* Task *
Copy out all the entries exactly.

* Data shown *
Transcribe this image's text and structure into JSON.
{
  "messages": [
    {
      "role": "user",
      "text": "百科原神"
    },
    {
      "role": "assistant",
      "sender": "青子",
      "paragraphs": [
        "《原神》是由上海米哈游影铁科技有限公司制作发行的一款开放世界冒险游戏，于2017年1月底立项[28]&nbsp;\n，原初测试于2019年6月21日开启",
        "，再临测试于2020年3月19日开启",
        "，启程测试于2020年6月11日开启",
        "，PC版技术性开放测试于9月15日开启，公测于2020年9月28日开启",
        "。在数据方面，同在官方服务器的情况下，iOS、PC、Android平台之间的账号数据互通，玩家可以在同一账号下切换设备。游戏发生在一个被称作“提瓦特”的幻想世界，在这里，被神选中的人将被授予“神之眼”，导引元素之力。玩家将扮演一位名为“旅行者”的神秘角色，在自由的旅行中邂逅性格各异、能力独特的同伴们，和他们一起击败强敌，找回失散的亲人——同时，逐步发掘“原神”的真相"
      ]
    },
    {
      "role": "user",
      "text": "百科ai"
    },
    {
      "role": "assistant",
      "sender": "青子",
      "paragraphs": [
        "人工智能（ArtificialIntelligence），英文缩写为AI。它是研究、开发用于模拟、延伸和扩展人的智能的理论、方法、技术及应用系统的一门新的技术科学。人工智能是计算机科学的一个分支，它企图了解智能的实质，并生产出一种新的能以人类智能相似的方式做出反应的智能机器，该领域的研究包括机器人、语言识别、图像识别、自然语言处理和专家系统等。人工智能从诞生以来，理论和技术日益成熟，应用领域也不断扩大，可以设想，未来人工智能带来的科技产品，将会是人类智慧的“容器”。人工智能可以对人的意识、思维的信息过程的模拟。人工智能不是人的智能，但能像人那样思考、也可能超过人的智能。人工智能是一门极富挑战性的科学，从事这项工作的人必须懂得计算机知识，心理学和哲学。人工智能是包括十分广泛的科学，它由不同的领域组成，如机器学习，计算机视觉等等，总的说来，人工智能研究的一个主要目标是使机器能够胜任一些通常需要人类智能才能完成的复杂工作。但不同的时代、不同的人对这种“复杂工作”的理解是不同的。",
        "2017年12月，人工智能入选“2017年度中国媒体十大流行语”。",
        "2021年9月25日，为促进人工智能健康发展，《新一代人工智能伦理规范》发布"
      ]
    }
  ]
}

* Worked solution *
Transcribe this image's text and structure into JSON.
{
  "messages": [
    {
      "role": "user",
      "text": "百科原神"
    },
    {
      "role": "assistant",
      "sender": "青子",
      "paragraphs": [
        "《原神》是由上海米哈游影铁科技有限公司制作发行的一款开放世界冒险游戏，于2017年1月底立项[28]&nbsp;\n，原初测试于2019年6月21日开启",
        "，再临测试于2020年3月19日开启",
        "，启程测试于2020年6月11日开启",
        "，PC版技术性开放测试于9月15日开启，公测于2020年9月28日开启",
        "。在数据方面，同在官方服务器的情况下，iOS、PC、Android平台之间的账号数据互通，玩家可以在同一账号下切换设备。游戏发生在一个被称作“提瓦特”的幻想世界，在这里，被神选中的人将被授予“神之眼”，导引元素之力。玩家将扮演一位名为“旅行者”的神秘角色，在自由的旅行中邂逅性格各异、能力独特的同伴们，和他们一起击败强敌，找回失散的亲人——同时，逐步发掘“原神”的真相"
      ]
    },
    {
      "role": "user",
      "text": "百科ai"
    },
    {
      "role": "assistant",
      "sender": "青子",
      "paragraphs": [
        "人工智能（ArtificialIntelligence），英文缩写为AI。它是研究、开发用于模拟、延伸和扩展人的智能的理论、方法、技术及应用系统的一门新的技术科学。人工智能是计算机科学的一个分支，它企图了解智能的实质，并生产出一种新的能以人类智能相似的方式做出反应的智能机器，该领域的研究包括机器人、语言识别、图像识别、自然语言处理和专家系统等。人工智能从诞生以来，理论和技术日益成熟，应用领域也不断扩大，可以设想，未来人工智能带来的科技产品，将会是人类智慧的“容器”。人工智能可以对人的意识、思维的信息过程的模拟。人工智能不是人的智能，但能像人那样思考、也可能超过人的智能。人工智能是一门极富挑战性的科学，从事这项工作的人必须懂得计算机知识，心理学和哲学。人工智能是包括十分广泛的科学，它由不同的领域组成，如机器学习，计算机视觉等等，总的说来，人工智能研究的一个主要目标是使机器能够胜任一些通常需要人类智能才能完成的复杂工作。但不同的时代、不同的人对这种“复杂工作”的理解是不同的。",
        "2017年12月，人工智能入选“2017年度中国媒体十大流行语”。",
        "2021年9月25日，为促进人工智能健康发展，《新一代人工智能伦理规范》发布"
      ]
    }
  ]
}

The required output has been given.